--- START OF PASSAGE PROVIDED ---
Software Architecture Concurrency


This article originates from a personal research on software architecture concurrency. During the study phase of a small integration project using unix socket files, I was looking for guidelines on how to not stop running the application while waiting for reading data from the file (non-blocking I/O) and I I realize that when we talk of concepts relating to concurrency, we often navigate in a mist of misguided sources that leave much to the free interpretation.

After collecting different materials and ideas, I have preferred to group them together and create this article on concurrency and how it impacts the scalability and architecture of our applications, especially if you need to handle millions of requests or contemporary processes.

N.B. The code, and much of the next content, are taken from the excellent Sherif Ramadan’s article.

This article will undergo changes in the coming months in order to explain competition through other approaches.
--- END OF PASSAGE PROVIDED ---
» WHAT IS ASKED
**A.** Answer each question from the passage on software architecture concurrency:
(i) What kind of project was in its study phase when the research began?
(ii) What was the writer seeking guidelines on?
(iii) Whose article supplied the code?
**B.** Carry on the passage on software architecture concurrency from its final sentence.
The listing that follows the passage comes from a separate source.
--- START OF LISTED ENTRIES ---
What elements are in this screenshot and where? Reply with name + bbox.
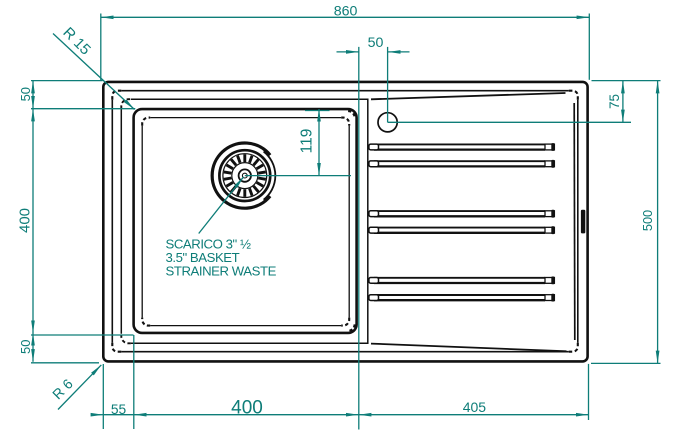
svg-text:119: 119 bbox=[299, 129, 316, 154]
svg-text:500: 500 bbox=[640, 210, 655, 231]
svg-text:STRAINER WASTE: STRAINER WASTE bbox=[166, 263, 277, 278]
svg-text:400: 400 bbox=[231, 397, 263, 418]
svg-text:55: 55 bbox=[111, 402, 127, 417]
svg-text:75: 75 bbox=[607, 94, 622, 109]
svg-text:400: 400 bbox=[17, 208, 34, 233]
svg-text:405: 405 bbox=[463, 399, 487, 415]
svg-text:50: 50 bbox=[368, 35, 384, 51]
svg-text:860: 860 bbox=[334, 3, 358, 19]
svg-text:50: 50 bbox=[18, 340, 33, 354]
svg-text:50: 50 bbox=[18, 87, 33, 101]
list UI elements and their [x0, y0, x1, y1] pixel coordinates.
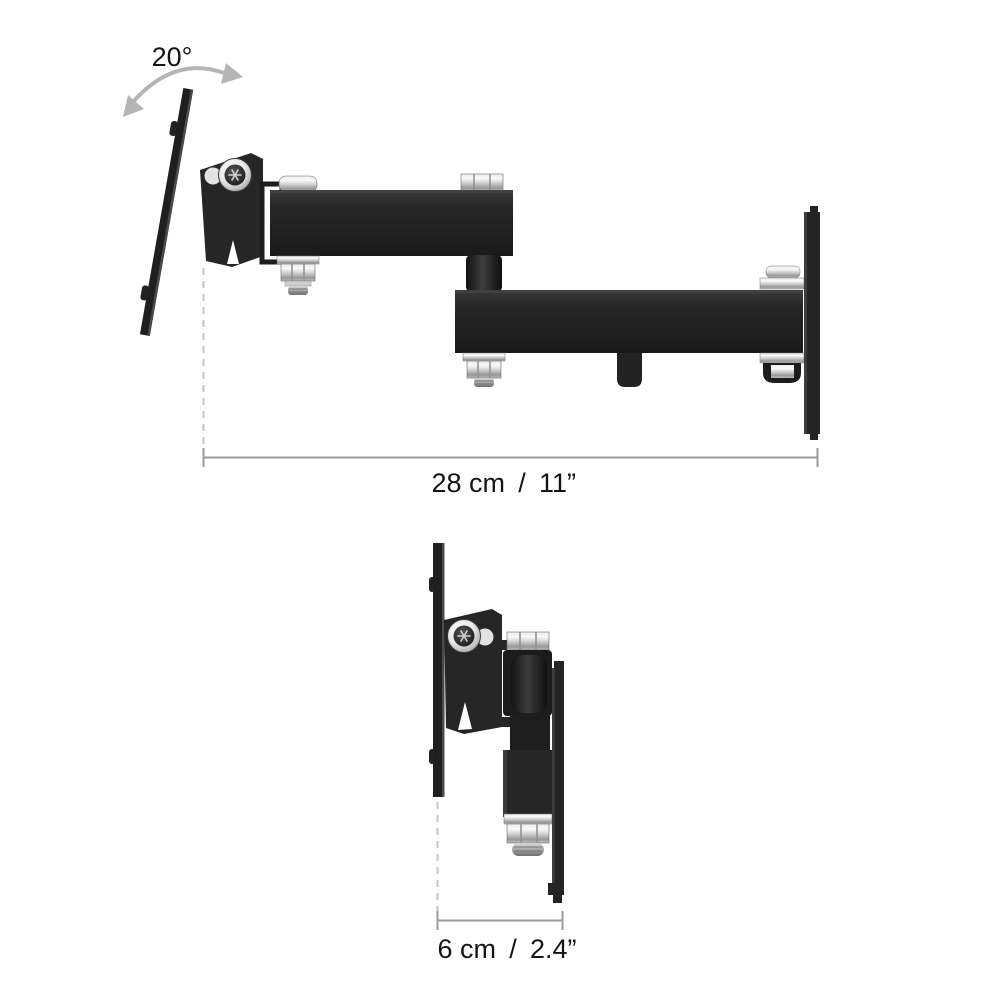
--- END OF LISTED ENTRIES ---
» ANSWERS IN ORDER
**A.**
(i) A small integration project using unix socket files.
(ii) How to keep the application running while waiting to read data from the file, that is, non-blocking I/O.
(iii) Sherif Ramadan's.

**B.**
Having to choose a language to explain the concepts that we will address, I chose PHP, first because I’m passionate about it and then because it has strong features such as learning curve, community, material availability, documentation quality, and “time trial”.

The following concepts are easily transferable and references to other programming languages are frequent, but it is important to understand what language is no longer a limit nowadays from an architectural point of view.

In fact, we can say that any Turing-Complete language can approximate any runtime function of another language.

PHP multithreading

The HTML was not conceived with the necessary constructs of programming such as, for example, loops and branching if-then (which allow code sections to be skipped under certain circumstances). It is in fact Turing-incomplete and initially was the Web Server that was responsible for the logic needed to show the content based on what the user required. PHP stems from the need to add more advanced functional and logical constructs without having to produce internal libraries every time on the Web Server itself.
For this reason, it does not originate with a threading library or asynchronous multi-tasking library, as it was normally used to address state-less nature of HTTP, a request at a time.

The advent of WebSockets led to a revolution that made it possible to create state-full services, and Node.js became homonym of this architecture. Shortly afterwards, the various architectures and their back-end applications were challenged, demonstrating how Go and Erlang (languages created for concurrency programming) could really thrive in this area.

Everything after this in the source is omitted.